What you need to do: Here are some records; copy every line that holds the word "multi".

Entries supplied:
=====

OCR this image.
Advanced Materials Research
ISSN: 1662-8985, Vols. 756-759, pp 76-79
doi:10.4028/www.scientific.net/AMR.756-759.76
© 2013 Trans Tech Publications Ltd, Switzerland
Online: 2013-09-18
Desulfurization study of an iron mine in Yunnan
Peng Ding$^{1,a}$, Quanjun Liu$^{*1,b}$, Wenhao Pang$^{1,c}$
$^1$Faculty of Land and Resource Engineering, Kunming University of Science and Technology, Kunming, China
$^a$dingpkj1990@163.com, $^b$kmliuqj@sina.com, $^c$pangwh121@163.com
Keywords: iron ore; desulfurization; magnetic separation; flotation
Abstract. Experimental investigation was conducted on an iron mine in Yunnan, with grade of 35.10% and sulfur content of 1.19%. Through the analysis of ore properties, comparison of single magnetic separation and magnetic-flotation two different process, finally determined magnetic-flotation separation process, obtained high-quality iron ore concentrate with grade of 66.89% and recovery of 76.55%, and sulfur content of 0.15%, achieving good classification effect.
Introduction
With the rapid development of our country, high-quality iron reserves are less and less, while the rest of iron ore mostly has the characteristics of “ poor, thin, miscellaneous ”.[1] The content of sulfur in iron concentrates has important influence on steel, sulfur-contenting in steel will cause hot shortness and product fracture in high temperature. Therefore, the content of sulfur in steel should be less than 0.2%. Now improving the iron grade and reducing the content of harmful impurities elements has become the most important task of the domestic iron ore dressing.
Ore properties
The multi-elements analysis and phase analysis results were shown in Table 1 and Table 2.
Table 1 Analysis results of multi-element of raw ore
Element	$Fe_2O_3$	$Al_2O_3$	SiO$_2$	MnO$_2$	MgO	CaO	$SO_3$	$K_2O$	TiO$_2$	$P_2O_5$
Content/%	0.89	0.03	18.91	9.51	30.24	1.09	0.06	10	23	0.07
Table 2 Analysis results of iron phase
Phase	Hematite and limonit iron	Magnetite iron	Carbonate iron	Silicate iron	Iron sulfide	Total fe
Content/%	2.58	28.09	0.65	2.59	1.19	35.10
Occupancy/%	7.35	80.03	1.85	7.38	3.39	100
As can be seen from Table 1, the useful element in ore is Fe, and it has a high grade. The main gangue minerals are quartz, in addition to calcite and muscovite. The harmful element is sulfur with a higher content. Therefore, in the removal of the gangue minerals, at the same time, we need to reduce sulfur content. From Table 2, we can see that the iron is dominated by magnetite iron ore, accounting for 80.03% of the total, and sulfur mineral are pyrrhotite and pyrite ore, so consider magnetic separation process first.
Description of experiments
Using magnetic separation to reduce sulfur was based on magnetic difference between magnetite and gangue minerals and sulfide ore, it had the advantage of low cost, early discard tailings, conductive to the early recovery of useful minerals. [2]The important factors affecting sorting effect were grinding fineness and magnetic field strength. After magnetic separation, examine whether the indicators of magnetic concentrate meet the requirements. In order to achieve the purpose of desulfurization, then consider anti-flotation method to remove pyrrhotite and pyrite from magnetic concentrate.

=====

Answer to the task:
The multi-elements analysis and phase analysis results were shown in Table 1 and Table 2.
Table 1 Analysis results of multi-element of raw ore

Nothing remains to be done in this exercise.